**TO BE DONE**
Work out how many lines in the entries contain the string "carbonio", and give nothing but that number.
-- begin INPUT --
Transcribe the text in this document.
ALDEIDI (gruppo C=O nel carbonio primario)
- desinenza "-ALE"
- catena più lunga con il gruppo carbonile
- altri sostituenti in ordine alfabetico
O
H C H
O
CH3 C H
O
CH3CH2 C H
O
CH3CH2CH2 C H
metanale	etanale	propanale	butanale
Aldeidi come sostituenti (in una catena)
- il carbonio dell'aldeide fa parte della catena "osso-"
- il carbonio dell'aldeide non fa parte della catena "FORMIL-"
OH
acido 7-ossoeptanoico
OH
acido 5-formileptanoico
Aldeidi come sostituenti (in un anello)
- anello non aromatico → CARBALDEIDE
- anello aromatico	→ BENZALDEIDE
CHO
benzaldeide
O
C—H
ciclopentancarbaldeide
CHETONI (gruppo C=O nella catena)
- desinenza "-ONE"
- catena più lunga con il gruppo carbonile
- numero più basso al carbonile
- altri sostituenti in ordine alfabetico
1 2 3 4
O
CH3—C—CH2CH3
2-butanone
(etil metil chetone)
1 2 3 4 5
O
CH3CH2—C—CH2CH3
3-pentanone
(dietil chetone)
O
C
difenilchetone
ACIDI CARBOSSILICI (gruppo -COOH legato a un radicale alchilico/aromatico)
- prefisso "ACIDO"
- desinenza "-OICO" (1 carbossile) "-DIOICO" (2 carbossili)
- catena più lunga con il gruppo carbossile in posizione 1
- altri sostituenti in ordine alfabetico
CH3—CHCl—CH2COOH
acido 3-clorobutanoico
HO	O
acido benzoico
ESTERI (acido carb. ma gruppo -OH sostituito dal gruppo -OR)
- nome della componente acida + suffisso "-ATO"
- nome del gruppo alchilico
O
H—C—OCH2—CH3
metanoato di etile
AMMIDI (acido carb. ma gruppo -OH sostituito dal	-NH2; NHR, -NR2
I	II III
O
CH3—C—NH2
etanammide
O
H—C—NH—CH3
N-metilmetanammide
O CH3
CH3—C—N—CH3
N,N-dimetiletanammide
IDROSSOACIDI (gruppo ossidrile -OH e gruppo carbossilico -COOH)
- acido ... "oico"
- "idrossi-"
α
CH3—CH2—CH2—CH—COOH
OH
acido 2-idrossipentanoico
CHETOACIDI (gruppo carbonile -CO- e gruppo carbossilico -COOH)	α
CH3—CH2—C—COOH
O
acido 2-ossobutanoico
-- end INPUT --
**RESPONSE BELOW**
3